'''

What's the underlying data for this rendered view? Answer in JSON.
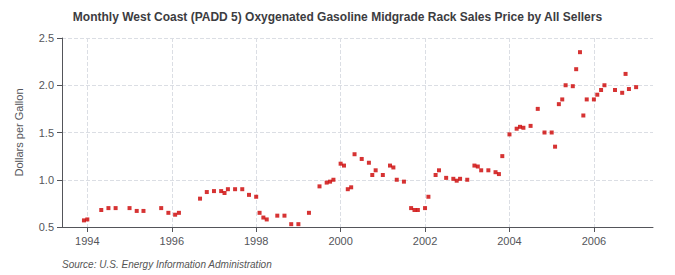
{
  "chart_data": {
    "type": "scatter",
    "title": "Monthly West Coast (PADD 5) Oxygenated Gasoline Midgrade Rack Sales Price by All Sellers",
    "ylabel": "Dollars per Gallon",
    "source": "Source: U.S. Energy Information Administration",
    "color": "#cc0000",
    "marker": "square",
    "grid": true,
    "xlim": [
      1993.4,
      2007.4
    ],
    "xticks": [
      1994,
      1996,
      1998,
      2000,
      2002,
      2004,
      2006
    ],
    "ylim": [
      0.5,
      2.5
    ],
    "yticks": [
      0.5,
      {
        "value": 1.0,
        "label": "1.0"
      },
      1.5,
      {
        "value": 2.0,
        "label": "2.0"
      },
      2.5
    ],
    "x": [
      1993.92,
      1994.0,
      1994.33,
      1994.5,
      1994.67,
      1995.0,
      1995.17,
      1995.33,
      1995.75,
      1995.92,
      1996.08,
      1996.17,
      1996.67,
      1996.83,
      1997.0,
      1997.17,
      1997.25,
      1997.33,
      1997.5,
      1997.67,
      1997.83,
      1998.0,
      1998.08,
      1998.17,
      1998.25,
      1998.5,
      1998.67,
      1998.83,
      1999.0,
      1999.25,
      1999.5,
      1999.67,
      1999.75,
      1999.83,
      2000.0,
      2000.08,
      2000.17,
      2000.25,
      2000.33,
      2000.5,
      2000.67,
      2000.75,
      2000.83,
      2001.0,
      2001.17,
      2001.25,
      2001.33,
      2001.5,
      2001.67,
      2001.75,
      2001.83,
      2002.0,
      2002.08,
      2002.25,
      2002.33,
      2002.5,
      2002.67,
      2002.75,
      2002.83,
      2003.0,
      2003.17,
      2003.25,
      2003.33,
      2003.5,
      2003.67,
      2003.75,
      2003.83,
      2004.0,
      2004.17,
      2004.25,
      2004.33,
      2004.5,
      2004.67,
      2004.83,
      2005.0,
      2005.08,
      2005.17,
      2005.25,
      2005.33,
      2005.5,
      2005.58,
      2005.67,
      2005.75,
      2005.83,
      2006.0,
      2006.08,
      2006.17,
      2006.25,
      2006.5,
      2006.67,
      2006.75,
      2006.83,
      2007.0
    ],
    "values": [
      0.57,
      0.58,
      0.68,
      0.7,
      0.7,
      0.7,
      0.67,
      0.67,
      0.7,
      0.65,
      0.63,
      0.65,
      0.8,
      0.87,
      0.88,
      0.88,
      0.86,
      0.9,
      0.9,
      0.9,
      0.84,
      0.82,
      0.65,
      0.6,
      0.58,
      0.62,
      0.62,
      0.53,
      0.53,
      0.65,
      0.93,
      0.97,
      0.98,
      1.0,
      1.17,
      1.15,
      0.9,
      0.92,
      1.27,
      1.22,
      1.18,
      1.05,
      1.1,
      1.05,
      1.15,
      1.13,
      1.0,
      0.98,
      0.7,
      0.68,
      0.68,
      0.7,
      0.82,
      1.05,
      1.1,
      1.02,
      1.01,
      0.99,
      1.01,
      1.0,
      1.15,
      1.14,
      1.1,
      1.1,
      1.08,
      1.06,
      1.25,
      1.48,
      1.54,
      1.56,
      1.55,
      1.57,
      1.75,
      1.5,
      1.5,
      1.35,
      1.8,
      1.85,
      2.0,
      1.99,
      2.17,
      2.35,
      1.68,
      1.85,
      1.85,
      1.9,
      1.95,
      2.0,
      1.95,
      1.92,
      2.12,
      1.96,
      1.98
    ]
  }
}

'''
'''

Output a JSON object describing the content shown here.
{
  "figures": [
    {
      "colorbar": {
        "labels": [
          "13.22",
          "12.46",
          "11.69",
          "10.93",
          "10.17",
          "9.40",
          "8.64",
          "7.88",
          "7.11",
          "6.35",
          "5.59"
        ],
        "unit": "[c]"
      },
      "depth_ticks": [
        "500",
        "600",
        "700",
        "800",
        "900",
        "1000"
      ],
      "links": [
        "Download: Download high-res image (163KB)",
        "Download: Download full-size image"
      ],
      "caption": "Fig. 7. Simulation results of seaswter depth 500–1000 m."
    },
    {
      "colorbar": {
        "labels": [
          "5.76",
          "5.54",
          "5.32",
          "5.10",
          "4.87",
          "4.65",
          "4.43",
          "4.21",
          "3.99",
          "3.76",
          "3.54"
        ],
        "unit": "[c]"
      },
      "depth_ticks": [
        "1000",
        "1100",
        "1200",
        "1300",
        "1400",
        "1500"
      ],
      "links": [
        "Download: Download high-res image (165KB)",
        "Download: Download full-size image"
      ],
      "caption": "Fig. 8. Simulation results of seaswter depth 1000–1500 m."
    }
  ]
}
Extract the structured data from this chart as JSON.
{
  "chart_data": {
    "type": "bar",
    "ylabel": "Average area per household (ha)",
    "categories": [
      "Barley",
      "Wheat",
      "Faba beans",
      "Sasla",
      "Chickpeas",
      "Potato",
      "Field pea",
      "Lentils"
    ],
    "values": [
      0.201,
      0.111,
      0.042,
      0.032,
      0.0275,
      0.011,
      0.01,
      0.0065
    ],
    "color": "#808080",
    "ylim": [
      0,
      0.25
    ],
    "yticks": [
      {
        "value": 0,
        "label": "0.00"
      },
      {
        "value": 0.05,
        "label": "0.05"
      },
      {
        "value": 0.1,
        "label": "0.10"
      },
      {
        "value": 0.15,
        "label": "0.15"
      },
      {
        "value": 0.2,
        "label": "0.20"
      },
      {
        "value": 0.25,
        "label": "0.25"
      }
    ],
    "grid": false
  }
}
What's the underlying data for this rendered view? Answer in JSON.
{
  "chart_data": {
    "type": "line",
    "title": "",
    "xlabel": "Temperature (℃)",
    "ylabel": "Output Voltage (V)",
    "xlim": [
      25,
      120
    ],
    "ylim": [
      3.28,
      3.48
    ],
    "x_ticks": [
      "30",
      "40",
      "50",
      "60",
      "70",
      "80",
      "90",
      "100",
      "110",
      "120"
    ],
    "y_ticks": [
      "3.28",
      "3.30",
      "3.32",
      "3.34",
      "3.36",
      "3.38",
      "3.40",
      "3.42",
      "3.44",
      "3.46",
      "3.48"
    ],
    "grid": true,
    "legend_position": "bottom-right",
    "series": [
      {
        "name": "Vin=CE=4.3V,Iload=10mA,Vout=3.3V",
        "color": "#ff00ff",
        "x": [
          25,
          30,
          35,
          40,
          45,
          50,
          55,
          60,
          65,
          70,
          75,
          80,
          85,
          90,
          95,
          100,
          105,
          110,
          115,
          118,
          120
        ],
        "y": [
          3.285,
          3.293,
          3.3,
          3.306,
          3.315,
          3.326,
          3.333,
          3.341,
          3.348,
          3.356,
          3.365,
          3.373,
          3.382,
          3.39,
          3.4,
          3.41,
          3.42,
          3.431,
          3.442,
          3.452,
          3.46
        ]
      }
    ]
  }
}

'''
'''

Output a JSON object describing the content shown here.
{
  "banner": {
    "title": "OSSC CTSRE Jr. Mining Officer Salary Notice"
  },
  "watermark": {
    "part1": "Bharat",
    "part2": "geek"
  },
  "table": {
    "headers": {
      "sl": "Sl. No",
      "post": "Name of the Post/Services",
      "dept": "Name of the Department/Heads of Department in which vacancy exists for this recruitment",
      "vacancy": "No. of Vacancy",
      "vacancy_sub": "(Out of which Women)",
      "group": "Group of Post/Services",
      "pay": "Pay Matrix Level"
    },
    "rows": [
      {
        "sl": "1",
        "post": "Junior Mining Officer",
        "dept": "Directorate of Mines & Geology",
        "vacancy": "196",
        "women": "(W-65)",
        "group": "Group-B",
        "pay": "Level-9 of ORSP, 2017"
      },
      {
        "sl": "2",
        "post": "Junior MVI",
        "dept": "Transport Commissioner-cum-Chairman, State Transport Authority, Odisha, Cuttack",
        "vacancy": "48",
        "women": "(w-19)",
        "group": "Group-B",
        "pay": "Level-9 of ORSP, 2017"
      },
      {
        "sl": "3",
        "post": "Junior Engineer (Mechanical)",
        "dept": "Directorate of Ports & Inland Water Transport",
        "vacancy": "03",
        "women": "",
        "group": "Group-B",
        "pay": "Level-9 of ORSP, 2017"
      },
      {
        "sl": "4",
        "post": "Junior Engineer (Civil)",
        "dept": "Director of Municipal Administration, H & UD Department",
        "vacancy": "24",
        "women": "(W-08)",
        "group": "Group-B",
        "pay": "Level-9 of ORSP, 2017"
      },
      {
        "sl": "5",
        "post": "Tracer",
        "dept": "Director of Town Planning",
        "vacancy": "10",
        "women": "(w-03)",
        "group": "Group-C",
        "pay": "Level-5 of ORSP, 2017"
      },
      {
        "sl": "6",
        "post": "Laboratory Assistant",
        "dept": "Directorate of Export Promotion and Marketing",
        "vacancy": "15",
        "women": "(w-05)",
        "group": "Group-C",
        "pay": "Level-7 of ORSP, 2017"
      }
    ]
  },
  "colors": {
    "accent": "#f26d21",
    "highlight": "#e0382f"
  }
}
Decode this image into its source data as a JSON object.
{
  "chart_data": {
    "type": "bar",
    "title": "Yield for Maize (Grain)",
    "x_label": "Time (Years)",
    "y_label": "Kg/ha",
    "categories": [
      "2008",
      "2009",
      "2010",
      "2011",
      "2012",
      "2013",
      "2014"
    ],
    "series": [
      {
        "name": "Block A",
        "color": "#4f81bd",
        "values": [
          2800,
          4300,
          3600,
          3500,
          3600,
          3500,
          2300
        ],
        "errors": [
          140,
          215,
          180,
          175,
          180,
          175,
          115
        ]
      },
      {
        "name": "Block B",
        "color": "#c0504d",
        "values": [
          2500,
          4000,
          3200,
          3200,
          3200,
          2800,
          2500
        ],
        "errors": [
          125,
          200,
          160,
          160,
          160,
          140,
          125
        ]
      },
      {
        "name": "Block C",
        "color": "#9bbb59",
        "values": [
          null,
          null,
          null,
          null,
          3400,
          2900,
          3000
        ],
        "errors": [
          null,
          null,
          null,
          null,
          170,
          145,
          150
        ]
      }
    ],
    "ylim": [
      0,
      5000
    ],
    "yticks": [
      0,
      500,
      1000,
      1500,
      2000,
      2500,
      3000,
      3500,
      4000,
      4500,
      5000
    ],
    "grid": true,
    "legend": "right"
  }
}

'''

> **PROBLEM STATEMENT**
Check each line of the data above for the string "ylabel", then report how many lines have it, with no other words.

> **ANSWER**
3